PROBLEM DETAILS - Using the records below, locate all lines containing "screenshot" and return them.

GIVEN DATA -
==================================================

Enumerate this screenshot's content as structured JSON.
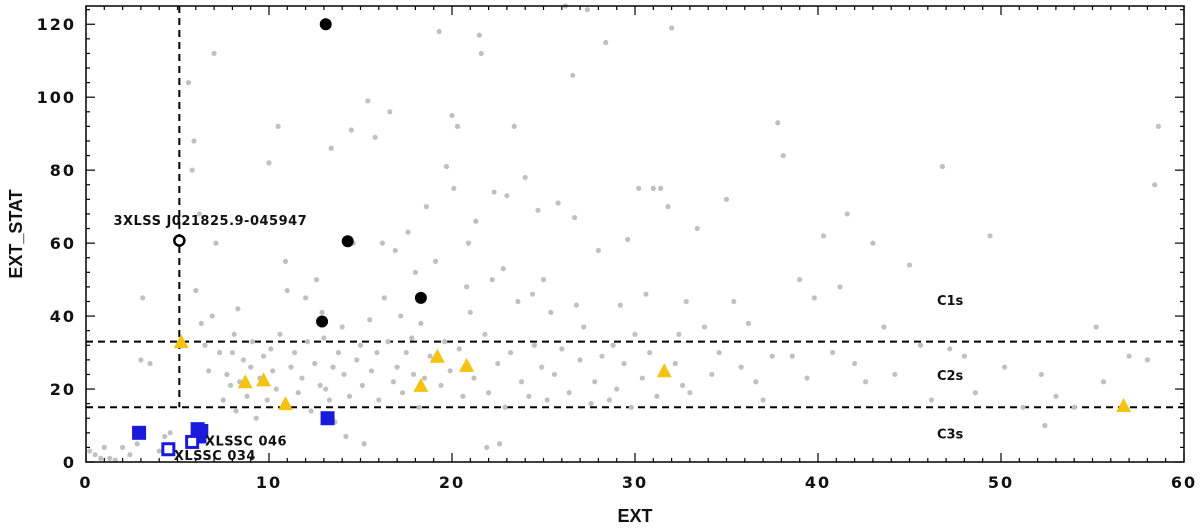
{
  "chart_data": {
    "type": "scatter",
    "xlabel": "EXT",
    "ylabel": "EXT_STAT",
    "xlim": [
      0,
      60
    ],
    "ylim": [
      0,
      125
    ],
    "xticks": [
      0,
      10,
      20,
      30,
      40,
      50,
      60
    ],
    "yticks": [
      0,
      20,
      40,
      60,
      80,
      100,
      120
    ],
    "xtick_labels": [
      "0",
      "10",
      "20",
      "30",
      "40",
      "50",
      "60"
    ],
    "ytick_labels": [
      "0",
      "20",
      "40",
      "60",
      "80",
      "100",
      "120"
    ],
    "grid": false,
    "thresholds": {
      "horizontal": [
        33,
        15
      ],
      "vertical_x": 5.1,
      "vertical_y_max": 125
    },
    "class_labels": [
      {
        "text": "C1s",
        "x": 46.5,
        "y": 43
      },
      {
        "text": "C2s",
        "x": 46.5,
        "y": 22.5
      },
      {
        "text": "C3s",
        "x": 46.5,
        "y": 6.5
      }
    ],
    "annotations": [
      {
        "text": "3XLSS J021825.9-045947",
        "x": 1.5,
        "y": 65
      },
      {
        "text": "XLSSC 046",
        "x": 6.5,
        "y": 4.5
      },
      {
        "text": "XLSSC 034",
        "x": 4.8,
        "y": 0.6
      }
    ],
    "colors": {
      "background_points": "#c0c0c0",
      "c1_points": "#000000",
      "c2_points": "#f5c211",
      "c3_points": "#1a1adb",
      "threshold_lines": "#000000"
    },
    "series": [
      {
        "name": "",
        "marker": "dot-grey",
        "points": [
          [
            0.2,
            3
          ],
          [
            0.5,
            2
          ],
          [
            0.8,
            1
          ],
          [
            1.0,
            4
          ],
          [
            1.3,
            1
          ],
          [
            1.6,
            0.5
          ],
          [
            2.0,
            4
          ],
          [
            2.4,
            2
          ],
          [
            2.8,
            5
          ],
          [
            3.0,
            28
          ],
          [
            3.1,
            45
          ],
          [
            3.5,
            27
          ],
          [
            4.0,
            3
          ],
          [
            4.3,
            7
          ],
          [
            4.6,
            8
          ],
          [
            5.6,
            104
          ],
          [
            5.8,
            80
          ],
          [
            5.9,
            88
          ],
          [
            6.0,
            47
          ],
          [
            6.2,
            68
          ],
          [
            6.3,
            38
          ],
          [
            6.5,
            32
          ],
          [
            6.7,
            25
          ],
          [
            6.9,
            40
          ],
          [
            7.0,
            112
          ],
          [
            7.1,
            60
          ],
          [
            7.3,
            30
          ],
          [
            7.5,
            17
          ],
          [
            7.7,
            24
          ],
          [
            7.9,
            21
          ],
          [
            8.0,
            30
          ],
          [
            8.1,
            35
          ],
          [
            8.2,
            14
          ],
          [
            8.3,
            42
          ],
          [
            8.4,
            22
          ],
          [
            8.6,
            28
          ],
          [
            8.8,
            18
          ],
          [
            9.0,
            26
          ],
          [
            9.1,
            33
          ],
          [
            9.3,
            12
          ],
          [
            9.5,
            23
          ],
          [
            9.7,
            29
          ],
          [
            9.9,
            17
          ],
          [
            10.0,
            82
          ],
          [
            10.1,
            31
          ],
          [
            10.2,
            25
          ],
          [
            10.4,
            20
          ],
          [
            10.5,
            92
          ],
          [
            10.6,
            35
          ],
          [
            10.8,
            15
          ],
          [
            10.9,
            55
          ],
          [
            11.0,
            47
          ],
          [
            11.2,
            26
          ],
          [
            11.4,
            30
          ],
          [
            11.6,
            19
          ],
          [
            11.8,
            23
          ],
          [
            12.0,
            45
          ],
          [
            12.1,
            33
          ],
          [
            12.3,
            14
          ],
          [
            12.5,
            27
          ],
          [
            12.6,
            50
          ],
          [
            12.8,
            21
          ],
          [
            12.9,
            41
          ],
          [
            13.0,
            34
          ],
          [
            13.1,
            20
          ],
          [
            13.3,
            17
          ],
          [
            13.4,
            86
          ],
          [
            13.5,
            26
          ],
          [
            13.6,
            11
          ],
          [
            13.8,
            30
          ],
          [
            14.0,
            37
          ],
          [
            14.1,
            24
          ],
          [
            14.2,
            7
          ],
          [
            14.4,
            18
          ],
          [
            14.5,
            91
          ],
          [
            14.6,
            60
          ],
          [
            14.8,
            28
          ],
          [
            15.0,
            32
          ],
          [
            15.1,
            21
          ],
          [
            15.2,
            5
          ],
          [
            15.4,
            99
          ],
          [
            15.5,
            39
          ],
          [
            15.6,
            25
          ],
          [
            15.8,
            89
          ],
          [
            15.9,
            30
          ],
          [
            16.0,
            17
          ],
          [
            16.2,
            60
          ],
          [
            16.3,
            45
          ],
          [
            16.5,
            33
          ],
          [
            16.6,
            96
          ],
          [
            16.8,
            22
          ],
          [
            16.9,
            58
          ],
          [
            17.0,
            26
          ],
          [
            17.2,
            40
          ],
          [
            17.3,
            19
          ],
          [
            17.5,
            30
          ],
          [
            17.6,
            63
          ],
          [
            17.8,
            34
          ],
          [
            17.9,
            24
          ],
          [
            18.0,
            52
          ],
          [
            18.2,
            15
          ],
          [
            18.3,
            38
          ],
          [
            18.5,
            23
          ],
          [
            18.6,
            70
          ],
          [
            18.8,
            29
          ],
          [
            19.0,
            28
          ],
          [
            19.1,
            55
          ],
          [
            19.3,
            118
          ],
          [
            19.4,
            21
          ],
          [
            19.6,
            33
          ],
          [
            19.7,
            81
          ],
          [
            19.9,
            25
          ],
          [
            20.0,
            95
          ],
          [
            20.1,
            75
          ],
          [
            20.3,
            92
          ],
          [
            20.4,
            31
          ],
          [
            20.6,
            18
          ],
          [
            20.8,
            48
          ],
          [
            20.9,
            60
          ],
          [
            21.0,
            41
          ],
          [
            21.2,
            23
          ],
          [
            21.3,
            66
          ],
          [
            21.5,
            117
          ],
          [
            21.6,
            112
          ],
          [
            21.8,
            35
          ],
          [
            21.9,
            4
          ],
          [
            22.0,
            19
          ],
          [
            22.2,
            50
          ],
          [
            22.3,
            74
          ],
          [
            22.5,
            27
          ],
          [
            22.6,
            5
          ],
          [
            22.8,
            53
          ],
          [
            22.9,
            15
          ],
          [
            23.0,
            73
          ],
          [
            23.2,
            30
          ],
          [
            23.4,
            92
          ],
          [
            23.6,
            44
          ],
          [
            23.8,
            22
          ],
          [
            24.0,
            78
          ],
          [
            24.2,
            18
          ],
          [
            24.4,
            46
          ],
          [
            24.5,
            32
          ],
          [
            24.7,
            69
          ],
          [
            24.9,
            26
          ],
          [
            25.0,
            50
          ],
          [
            25.2,
            17
          ],
          [
            25.4,
            41
          ],
          [
            25.6,
            24
          ],
          [
            25.8,
            71
          ],
          [
            26.0,
            31
          ],
          [
            26.2,
            125
          ],
          [
            26.4,
            19
          ],
          [
            26.6,
            106
          ],
          [
            26.7,
            67
          ],
          [
            26.8,
            43
          ],
          [
            27.0,
            28
          ],
          [
            27.2,
            37
          ],
          [
            27.4,
            124
          ],
          [
            27.6,
            16
          ],
          [
            27.8,
            22
          ],
          [
            28.0,
            58
          ],
          [
            28.2,
            29
          ],
          [
            28.4,
            115
          ],
          [
            28.6,
            17
          ],
          [
            28.8,
            32
          ],
          [
            29.0,
            20
          ],
          [
            29.2,
            43
          ],
          [
            29.4,
            27
          ],
          [
            29.6,
            61
          ],
          [
            29.8,
            15
          ],
          [
            30.0,
            35
          ],
          [
            30.2,
            75
          ],
          [
            30.4,
            23
          ],
          [
            30.6,
            46
          ],
          [
            30.8,
            30
          ],
          [
            31.0,
            75
          ],
          [
            31.2,
            18
          ],
          [
            31.4,
            75
          ],
          [
            31.6,
            25
          ],
          [
            31.8,
            70
          ],
          [
            32.0,
            119
          ],
          [
            32.2,
            27
          ],
          [
            32.4,
            35
          ],
          [
            32.6,
            21
          ],
          [
            32.8,
            44
          ],
          [
            33.0,
            19
          ],
          [
            33.4,
            64
          ],
          [
            33.8,
            37
          ],
          [
            34.2,
            24
          ],
          [
            34.6,
            30
          ],
          [
            35.0,
            72
          ],
          [
            35.4,
            44
          ],
          [
            35.8,
            26
          ],
          [
            36.2,
            38
          ],
          [
            36.6,
            22
          ],
          [
            37.0,
            17
          ],
          [
            37.5,
            29
          ],
          [
            37.8,
            93
          ],
          [
            38.1,
            84
          ],
          [
            38.6,
            29
          ],
          [
            39.0,
            50
          ],
          [
            39.4,
            23
          ],
          [
            39.8,
            45
          ],
          [
            40.3,
            62
          ],
          [
            40.8,
            30
          ],
          [
            41.2,
            48
          ],
          [
            41.6,
            68
          ],
          [
            42.0,
            27
          ],
          [
            42.6,
            22
          ],
          [
            43.0,
            60
          ],
          [
            43.6,
            37
          ],
          [
            44.2,
            24
          ],
          [
            45.0,
            54
          ],
          [
            45.6,
            32
          ],
          [
            46.2,
            17
          ],
          [
            46.8,
            81
          ],
          [
            47.2,
            31
          ],
          [
            48.0,
            29
          ],
          [
            48.6,
            19
          ],
          [
            49.4,
            62
          ],
          [
            50.2,
            26
          ],
          [
            51.2,
            15
          ],
          [
            52.2,
            24
          ],
          [
            52.4,
            10
          ],
          [
            53.0,
            18
          ],
          [
            54.0,
            15
          ],
          [
            55.2,
            37
          ],
          [
            55.6,
            22
          ],
          [
            57.0,
            29
          ],
          [
            58.0,
            28
          ],
          [
            58.4,
            76
          ],
          [
            58.6,
            92
          ]
        ]
      },
      {
        "name": "",
        "marker": "circle-black",
        "points": [
          [
            13.1,
            120
          ],
          [
            14.3,
            60.5
          ],
          [
            18.3,
            45
          ],
          [
            12.9,
            38.5
          ]
        ]
      },
      {
        "name": "",
        "marker": "circle-open",
        "points": [
          [
            5.1,
            60.7
          ]
        ]
      },
      {
        "name": "",
        "marker": "triangle-yellow",
        "points": [
          [
            5.2,
            33
          ],
          [
            8.7,
            22
          ],
          [
            9.7,
            22.5
          ],
          [
            10.9,
            16
          ],
          [
            18.3,
            21
          ],
          [
            19.2,
            29
          ],
          [
            20.8,
            26.5
          ],
          [
            31.6,
            25
          ],
          [
            56.7,
            15.5
          ]
        ]
      },
      {
        "name": "",
        "marker": "square-blue",
        "points": [
          [
            2.9,
            8
          ],
          [
            6.1,
            9
          ],
          [
            6.2,
            7
          ],
          [
            6.3,
            8.5
          ],
          [
            13.2,
            12
          ]
        ]
      },
      {
        "name": "",
        "marker": "square-open-blue",
        "points": [
          [
            4.5,
            3.5
          ],
          [
            5.8,
            5.5
          ]
        ]
      }
    ]
  }
}
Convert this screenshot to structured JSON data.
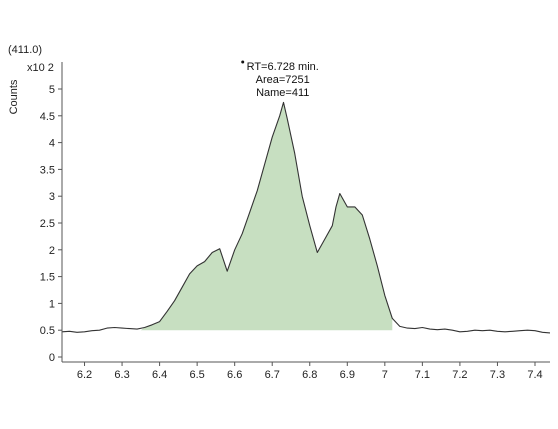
{
  "chart_data": {
    "type": "area",
    "title": "",
    "subtitle": "(411.0)",
    "ylabel": "Counts",
    "y_multiplier": "x10 2",
    "xlabel": "",
    "xlim": [
      6.14,
      7.44
    ],
    "ylim": [
      0,
      5.2
    ],
    "x_ticks": [
      "6.2",
      "6.3",
      "6.4",
      "6.5",
      "6.6",
      "6.7",
      "6.8",
      "6.9",
      "7",
      "7.1",
      "7.2",
      "7.3",
      "7.4"
    ],
    "y_ticks": [
      "0",
      "0.5",
      "1",
      "1.5",
      "2",
      "2.5",
      "3",
      "3.5",
      "4",
      "4.5",
      "5"
    ],
    "baseline": 0.5,
    "peak_integration_range": [
      6.35,
      7.02
    ],
    "fill_color": "#c7dfc1",
    "line_color": "#333333",
    "annotation": {
      "lines": [
        "RT=6.728 min.",
        "Area=7251",
        "Name=411"
      ],
      "x": 6.728,
      "y": 4.75
    },
    "series": [
      {
        "x": [
          6.14,
          6.16,
          6.18,
          6.2,
          6.22,
          6.24,
          6.26,
          6.28,
          6.3,
          6.32,
          6.34,
          6.36,
          6.38,
          6.4,
          6.42,
          6.44,
          6.46,
          6.48,
          6.5,
          6.52,
          6.54,
          6.56,
          6.58,
          6.6,
          6.62,
          6.64,
          6.66,
          6.68,
          6.7,
          6.72,
          6.73,
          6.74,
          6.76,
          6.78,
          6.8,
          6.82,
          6.84,
          6.86,
          6.87,
          6.88,
          6.9,
          6.92,
          6.94,
          6.96,
          6.98,
          7.0,
          7.02,
          7.04,
          7.06,
          7.08,
          7.1,
          7.12,
          7.14,
          7.16,
          7.18,
          7.2,
          7.22,
          7.24,
          7.26,
          7.28,
          7.3,
          7.32,
          7.34,
          7.36,
          7.38,
          7.4,
          7.42,
          7.44
        ],
        "y": [
          0.47,
          0.48,
          0.46,
          0.47,
          0.49,
          0.5,
          0.54,
          0.55,
          0.54,
          0.53,
          0.52,
          0.55,
          0.6,
          0.66,
          0.85,
          1.05,
          1.3,
          1.55,
          1.7,
          1.78,
          1.95,
          2.02,
          1.6,
          2.0,
          2.3,
          2.7,
          3.1,
          3.6,
          4.1,
          4.5,
          4.75,
          4.45,
          3.8,
          3.0,
          2.45,
          1.95,
          2.2,
          2.45,
          2.8,
          3.05,
          2.8,
          2.8,
          2.65,
          2.2,
          1.7,
          1.15,
          0.72,
          0.57,
          0.54,
          0.53,
          0.55,
          0.52,
          0.51,
          0.52,
          0.5,
          0.47,
          0.48,
          0.5,
          0.49,
          0.5,
          0.48,
          0.47,
          0.48,
          0.49,
          0.5,
          0.49,
          0.46,
          0.45
        ]
      }
    ]
  }
}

==================================================

ANSWER BELOW -
Enumerate this screenshot's content as structured JSON.
Convert this screenshot to structured JSON data.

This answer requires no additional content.